**EXTRACTED DATA**
★ ★ ★
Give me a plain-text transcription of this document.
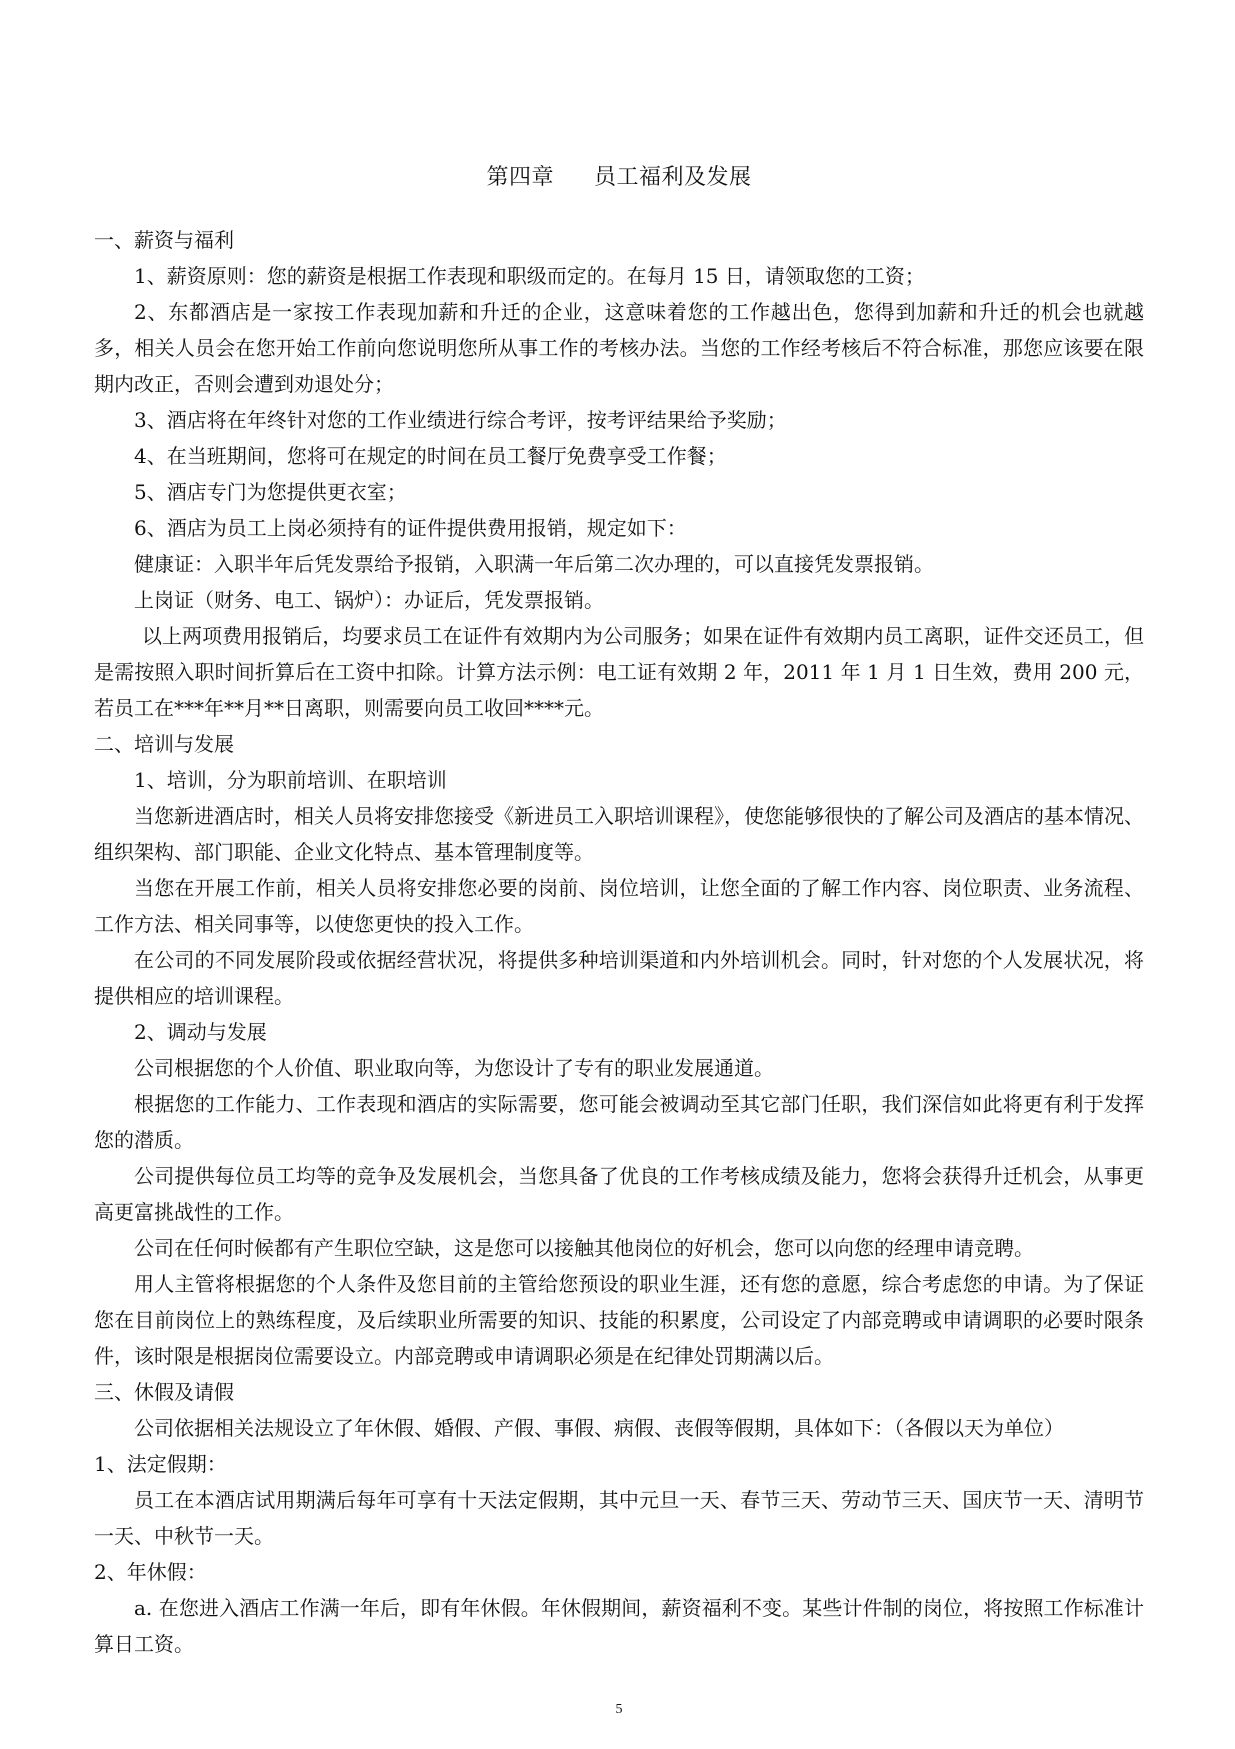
第四章 员工福利及发展

一、薪资与福利

1、薪资原则：您的薪资是根据工作表现和职级而定的。在每月 15 日，请领取您的工资；

2、东都酒店是一家按工作表现加薪和升迁的企业，这意味着您的工作越出色，您得到加薪和升迁的机会也就越多，相关人员会在您开始工作前向您说明您所从事工作的考核办法。当您的工作经考核后不符合标准，那您应该要在限期内改正，否则会遭到劝退处分；

3、酒店将在年终针对您的工作业绩进行综合考评，按考评结果给予奖励；

4、在当班期间，您将可在规定的时间在员工餐厅免费享受工作餐；

5、酒店专门为您提供更衣室；

6、酒店为员工上岗必须持有的证件提供费用报销，规定如下：

健康证：入职半年后凭发票给予报销，入职满一年后第二次办理的，可以直接凭发票报销。

上岗证（财务、电工、锅炉）：办证后，凭发票报销。

以上两项费用报销后，均要求员工在证件有效期内为公司服务；如果在证件有效期内员工离职，证件交还员工，但是需按照入职时间折算后在工资中扣除。计算方法示例：电工证有效期 2 年，2011 年 1 月 1 日生效，费用 200 元，若员工在***年**月**日离职，则需要向员工收回****元。

二、培训与发展

1、培训，分为职前培训、在职培训

当您新进酒店时，相关人员将安排您接受《新进员工入职培训课程》，使您能够很快的了解公司及酒店的基本情况、组织架构、部门职能、企业文化特点、基本管理制度等。

当您在开展工作前，相关人员将安排您必要的岗前、岗位培训，让您全面的了解工作内容、岗位职责、业务流程、工作方法、相关同事等，以使您更快的投入工作。

在公司的不同发展阶段或依据经营状况，将提供多种培训渠道和内外培训机会。同时，针对您的个人发展状况，将提供相应的培训课程。

2、调动与发展

公司根据您的个人价值、职业取向等，为您设计了专有的职业发展通道。

根据您的工作能力、工作表现和酒店的实际需要，您可能会被调动至其它部门任职，我们深信如此将更有利于发挥您的潜质。

公司提供每位员工均等的竞争及发展机会，当您具备了优良的工作考核成绩及能力，您将会获得升迁机会，从事更高更富挑战性的工作。

公司在任何时候都有产生职位空缺，这是您可以接触其他岗位的好机会，您可以向您的经理申请竞聘。

用人主管将根据您的个人条件及您目前的主管给您预设的职业生涯，还有您的意愿，综合考虑您的申请。为了保证您在目前岗位上的熟练程度，及后续职业所需要的知识、技能的积累度，公司设定了内部竞聘或申请调职的必要时限条件，该时限是根据岗位需要设立。内部竞聘或申请调职必须是在纪律处罚期满以后。

三、休假及请假

公司依据相关法规设立了年休假、婚假、产假、事假、病假、丧假等假期，具体如下：（各假以天为单位）

1、法定假期：

员工在本酒店试用期满后每年可享有十天法定假期，其中元旦一天、春节三天、劳动节三天、国庆节一天、清明节一天、中秋节一天。

2、年休假：

a. 在您进入酒店工作满一年后，即有年休假。年休假期间，薪资福利不变。某些计件制的岗位，将按照工作标准计算日工资。

5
★ ★ ★
**WHAT YOU HAVE TO DO**
Exclude the pictures and repeat every other part of the records word for word.

**CORRECT RESPONSE**
Give me a plain-text transcription of this document.
第四章 员工福利及发展

一、薪资与福利

1、薪资原则：您的薪资是根据工作表现和职级而定的。在每月 15 日，请领取您的工资；

2、东都酒店是一家按工作表现加薪和升迁的企业，这意味着您的工作越出色，您得到加薪和升迁的机会也就越多，相关人员会在您开始工作前向您说明您所从事工作的考核办法。当您的工作经考核后不符合标准，那您应该要在限期内改正，否则会遭到劝退处分；

3、酒店将在年终针对您的工作业绩进行综合考评，按考评结果给予奖励；

4、在当班期间，您将可在规定的时间在员工餐厅免费享受工作餐；

5、酒店专门为您提供更衣室；

6、酒店为员工上岗必须持有的证件提供费用报销，规定如下：

健康证：入职半年后凭发票给予报销，入职满一年后第二次办理的，可以直接凭发票报销。

上岗证（财务、电工、锅炉）：办证后，凭发票报销。

以上两项费用报销后，均要求员工在证件有效期内为公司服务；如果在证件有效期内员工离职，证件交还员工，但是需按照入职时间折算后在工资中扣除。计算方法示例：电工证有效期 2 年，2011 年 1 月 1 日生效，费用 200 元，若员工在***年**月**日离职，则需要向员工收回****元。

二、培训与发展

1、培训，分为职前培训、在职培训

当您新进酒店时，相关人员将安排您接受《新进员工入职培训课程》，使您能够很快的了解公司及酒店的基本情况、组织架构、部门职能、企业文化特点、基本管理制度等。

当您在开展工作前，相关人员将安排您必要的岗前、岗位培训，让您全面的了解工作内容、岗位职责、业务流程、工作方法、相关同事等，以使您更快的投入工作。

在公司的不同发展阶段或依据经营状况，将提供多种培训渠道和内外培训机会。同时，针对您的个人发展状况，将提供相应的培训课程。

2、调动与发展

公司根据您的个人价值、职业取向等，为您设计了专有的职业发展通道。

根据您的工作能力、工作表现和酒店的实际需要，您可能会被调动至其它部门任职，我们深信如此将更有利于发挥您的潜质。

公司提供每位员工均等的竞争及发展机会，当您具备了优良的工作考核成绩及能力，您将会获得升迁机会，从事更高更富挑战性的工作。

公司在任何时候都有产生职位空缺，这是您可以接触其他岗位的好机会，您可以向您的经理申请竞聘。

用人主管将根据您的个人条件及您目前的主管给您预设的职业生涯，还有您的意愿，综合考虑您的申请。为了保证您在目前岗位上的熟练程度，及后续职业所需要的知识、技能的积累度，公司设定了内部竞聘或申请调职的必要时限条件，该时限是根据岗位需要设立。内部竞聘或申请调职必须是在纪律处罚期满以后。

三、休假及请假

公司依据相关法规设立了年休假、婚假、产假、事假、病假、丧假等假期，具体如下：（各假以天为单位）

1、法定假期：

员工在本酒店试用期满后每年可享有十天法定假期，其中元旦一天、春节三天、劳动节三天、国庆节一天、清明节一天、中秋节一天。

2、年休假：

a. 在您进入酒店工作满一年后，即有年休假。年休假期间，薪资福利不变。某些计件制的岗位，将按照工作标准计算日工资。

5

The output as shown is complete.